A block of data
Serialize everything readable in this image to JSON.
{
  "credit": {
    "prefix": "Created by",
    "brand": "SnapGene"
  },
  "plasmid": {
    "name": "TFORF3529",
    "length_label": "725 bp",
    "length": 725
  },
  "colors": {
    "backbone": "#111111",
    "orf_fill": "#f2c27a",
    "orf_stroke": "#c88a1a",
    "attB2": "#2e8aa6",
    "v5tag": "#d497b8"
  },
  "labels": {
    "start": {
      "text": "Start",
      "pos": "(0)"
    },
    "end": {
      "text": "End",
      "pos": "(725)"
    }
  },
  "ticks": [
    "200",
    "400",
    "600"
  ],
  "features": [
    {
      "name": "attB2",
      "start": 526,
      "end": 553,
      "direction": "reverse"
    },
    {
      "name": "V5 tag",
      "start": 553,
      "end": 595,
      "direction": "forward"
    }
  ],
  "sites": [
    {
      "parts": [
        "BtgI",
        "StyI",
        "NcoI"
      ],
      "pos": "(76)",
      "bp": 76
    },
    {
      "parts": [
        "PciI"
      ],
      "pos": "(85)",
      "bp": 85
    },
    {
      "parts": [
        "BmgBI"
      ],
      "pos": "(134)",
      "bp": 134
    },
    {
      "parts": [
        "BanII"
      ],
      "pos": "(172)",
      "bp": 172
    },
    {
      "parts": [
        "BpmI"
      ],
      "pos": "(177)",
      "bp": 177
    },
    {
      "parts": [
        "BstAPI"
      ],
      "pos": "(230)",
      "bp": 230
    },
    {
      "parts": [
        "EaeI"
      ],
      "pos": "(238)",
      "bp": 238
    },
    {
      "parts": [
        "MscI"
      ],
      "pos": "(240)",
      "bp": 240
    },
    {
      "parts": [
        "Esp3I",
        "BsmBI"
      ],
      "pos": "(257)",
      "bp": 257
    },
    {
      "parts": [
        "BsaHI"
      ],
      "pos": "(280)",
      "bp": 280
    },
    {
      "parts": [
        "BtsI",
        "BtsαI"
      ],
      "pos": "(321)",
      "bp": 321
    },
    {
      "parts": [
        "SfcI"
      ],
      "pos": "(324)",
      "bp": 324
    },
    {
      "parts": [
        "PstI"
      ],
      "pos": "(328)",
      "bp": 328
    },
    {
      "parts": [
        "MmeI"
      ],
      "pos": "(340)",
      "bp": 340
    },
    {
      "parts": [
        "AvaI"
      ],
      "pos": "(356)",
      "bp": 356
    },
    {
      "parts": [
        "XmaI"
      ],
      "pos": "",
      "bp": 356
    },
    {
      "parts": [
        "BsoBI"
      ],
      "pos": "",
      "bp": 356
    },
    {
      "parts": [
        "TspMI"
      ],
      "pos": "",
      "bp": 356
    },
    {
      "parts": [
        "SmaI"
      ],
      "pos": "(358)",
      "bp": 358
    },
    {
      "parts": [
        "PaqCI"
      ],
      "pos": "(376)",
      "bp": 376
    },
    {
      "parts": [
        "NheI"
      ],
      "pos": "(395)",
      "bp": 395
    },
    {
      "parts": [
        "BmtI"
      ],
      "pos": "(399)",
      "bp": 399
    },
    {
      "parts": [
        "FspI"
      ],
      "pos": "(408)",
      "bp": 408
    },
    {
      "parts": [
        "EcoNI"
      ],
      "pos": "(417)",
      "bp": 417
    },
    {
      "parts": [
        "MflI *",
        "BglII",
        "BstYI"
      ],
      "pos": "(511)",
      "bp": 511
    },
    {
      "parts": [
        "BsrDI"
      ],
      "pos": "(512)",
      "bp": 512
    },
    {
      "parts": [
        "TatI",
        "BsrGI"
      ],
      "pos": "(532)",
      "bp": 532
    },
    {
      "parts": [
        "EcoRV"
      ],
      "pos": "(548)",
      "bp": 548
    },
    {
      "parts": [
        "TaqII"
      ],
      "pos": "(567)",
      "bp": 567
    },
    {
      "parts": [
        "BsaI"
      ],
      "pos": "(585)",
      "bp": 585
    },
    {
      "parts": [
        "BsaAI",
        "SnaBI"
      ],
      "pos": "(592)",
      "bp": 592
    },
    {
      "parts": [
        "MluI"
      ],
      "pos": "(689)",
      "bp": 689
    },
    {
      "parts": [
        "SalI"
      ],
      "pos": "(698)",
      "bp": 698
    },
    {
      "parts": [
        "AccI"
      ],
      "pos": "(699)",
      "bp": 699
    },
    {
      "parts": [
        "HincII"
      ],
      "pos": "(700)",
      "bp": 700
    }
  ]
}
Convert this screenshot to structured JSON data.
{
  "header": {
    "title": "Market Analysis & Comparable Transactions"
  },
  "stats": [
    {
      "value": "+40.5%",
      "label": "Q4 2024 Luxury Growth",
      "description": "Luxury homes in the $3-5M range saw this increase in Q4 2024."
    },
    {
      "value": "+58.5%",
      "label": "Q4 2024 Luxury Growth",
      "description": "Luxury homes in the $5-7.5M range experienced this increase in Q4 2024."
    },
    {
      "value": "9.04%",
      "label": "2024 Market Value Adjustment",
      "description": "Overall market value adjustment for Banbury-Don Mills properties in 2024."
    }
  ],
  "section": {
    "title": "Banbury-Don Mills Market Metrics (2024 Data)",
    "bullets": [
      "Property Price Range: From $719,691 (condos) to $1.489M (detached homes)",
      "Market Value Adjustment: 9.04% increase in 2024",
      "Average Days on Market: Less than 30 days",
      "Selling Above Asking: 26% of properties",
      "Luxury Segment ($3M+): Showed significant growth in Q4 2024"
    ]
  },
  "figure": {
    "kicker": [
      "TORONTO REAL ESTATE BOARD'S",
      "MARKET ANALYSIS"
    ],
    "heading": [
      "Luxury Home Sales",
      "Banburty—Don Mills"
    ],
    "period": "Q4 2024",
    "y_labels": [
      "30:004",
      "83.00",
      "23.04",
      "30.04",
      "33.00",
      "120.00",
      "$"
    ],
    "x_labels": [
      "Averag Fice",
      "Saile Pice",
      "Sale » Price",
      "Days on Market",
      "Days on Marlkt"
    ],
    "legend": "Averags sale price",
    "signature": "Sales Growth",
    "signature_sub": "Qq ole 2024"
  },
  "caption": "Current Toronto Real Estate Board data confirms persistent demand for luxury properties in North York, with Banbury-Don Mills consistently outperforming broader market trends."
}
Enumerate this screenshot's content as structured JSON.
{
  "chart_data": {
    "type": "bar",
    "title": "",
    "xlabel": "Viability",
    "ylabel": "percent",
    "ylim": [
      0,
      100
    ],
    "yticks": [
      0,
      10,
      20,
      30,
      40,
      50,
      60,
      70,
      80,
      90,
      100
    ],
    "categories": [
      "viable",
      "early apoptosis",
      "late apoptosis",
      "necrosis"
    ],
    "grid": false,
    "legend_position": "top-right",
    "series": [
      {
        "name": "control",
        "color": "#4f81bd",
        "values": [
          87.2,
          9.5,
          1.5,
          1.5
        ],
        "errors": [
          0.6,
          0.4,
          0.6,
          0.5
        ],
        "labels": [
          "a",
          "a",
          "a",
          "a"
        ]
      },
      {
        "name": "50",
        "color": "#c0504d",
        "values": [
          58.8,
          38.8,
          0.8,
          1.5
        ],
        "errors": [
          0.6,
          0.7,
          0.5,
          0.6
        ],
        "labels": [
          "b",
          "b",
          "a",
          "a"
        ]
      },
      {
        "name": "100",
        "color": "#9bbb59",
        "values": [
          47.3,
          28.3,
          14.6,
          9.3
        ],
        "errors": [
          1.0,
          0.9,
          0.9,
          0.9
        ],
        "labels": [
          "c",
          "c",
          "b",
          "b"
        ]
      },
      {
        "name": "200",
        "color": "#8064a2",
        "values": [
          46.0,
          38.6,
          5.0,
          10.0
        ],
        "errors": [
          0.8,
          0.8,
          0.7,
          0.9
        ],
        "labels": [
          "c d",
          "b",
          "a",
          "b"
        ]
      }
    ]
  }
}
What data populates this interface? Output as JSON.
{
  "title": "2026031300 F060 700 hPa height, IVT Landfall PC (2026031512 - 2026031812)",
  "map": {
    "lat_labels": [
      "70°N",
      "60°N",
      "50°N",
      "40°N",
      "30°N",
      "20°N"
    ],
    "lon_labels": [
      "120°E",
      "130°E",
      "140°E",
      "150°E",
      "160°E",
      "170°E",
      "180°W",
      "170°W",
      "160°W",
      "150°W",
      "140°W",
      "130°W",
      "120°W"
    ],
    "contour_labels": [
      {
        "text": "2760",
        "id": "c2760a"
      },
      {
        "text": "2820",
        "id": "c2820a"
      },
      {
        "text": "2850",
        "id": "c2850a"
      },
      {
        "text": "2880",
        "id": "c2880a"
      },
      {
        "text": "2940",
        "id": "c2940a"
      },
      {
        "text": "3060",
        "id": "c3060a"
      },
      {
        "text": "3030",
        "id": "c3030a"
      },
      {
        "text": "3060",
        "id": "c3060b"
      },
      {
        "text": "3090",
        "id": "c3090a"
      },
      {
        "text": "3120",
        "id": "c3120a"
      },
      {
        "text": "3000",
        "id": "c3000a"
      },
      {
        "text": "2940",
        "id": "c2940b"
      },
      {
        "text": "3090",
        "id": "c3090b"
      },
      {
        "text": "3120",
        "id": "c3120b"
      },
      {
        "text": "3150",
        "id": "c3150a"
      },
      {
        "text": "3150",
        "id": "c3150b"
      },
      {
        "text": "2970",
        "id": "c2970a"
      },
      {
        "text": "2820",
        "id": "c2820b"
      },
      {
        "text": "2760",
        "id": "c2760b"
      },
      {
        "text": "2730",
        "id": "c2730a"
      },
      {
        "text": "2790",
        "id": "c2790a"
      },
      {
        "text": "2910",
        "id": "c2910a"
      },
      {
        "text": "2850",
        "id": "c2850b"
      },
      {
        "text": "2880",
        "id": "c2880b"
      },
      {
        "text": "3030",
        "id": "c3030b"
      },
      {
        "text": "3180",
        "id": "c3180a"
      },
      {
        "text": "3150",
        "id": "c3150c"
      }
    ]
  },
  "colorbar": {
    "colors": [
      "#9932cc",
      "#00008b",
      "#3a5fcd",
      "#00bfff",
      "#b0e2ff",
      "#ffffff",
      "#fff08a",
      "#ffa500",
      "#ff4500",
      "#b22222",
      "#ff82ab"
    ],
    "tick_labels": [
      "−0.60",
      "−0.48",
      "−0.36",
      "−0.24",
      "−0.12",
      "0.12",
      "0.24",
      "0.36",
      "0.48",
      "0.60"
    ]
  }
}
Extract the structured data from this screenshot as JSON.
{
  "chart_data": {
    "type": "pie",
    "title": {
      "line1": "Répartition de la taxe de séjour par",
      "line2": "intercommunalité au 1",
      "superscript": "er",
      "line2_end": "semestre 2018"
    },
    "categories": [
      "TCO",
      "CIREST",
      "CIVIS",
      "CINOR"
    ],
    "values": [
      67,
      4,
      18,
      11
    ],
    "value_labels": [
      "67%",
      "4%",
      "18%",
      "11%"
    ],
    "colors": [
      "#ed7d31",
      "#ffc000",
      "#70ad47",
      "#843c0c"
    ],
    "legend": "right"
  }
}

#### [WHAT YOU NEED TO DO]
Return only those lines of the records that contain the string "Days".

#### [OUTPUT OF THE TASK]
      "Average Days on Market: Less than 30 days",
      "Days on Market",
      "Days on Marlkt"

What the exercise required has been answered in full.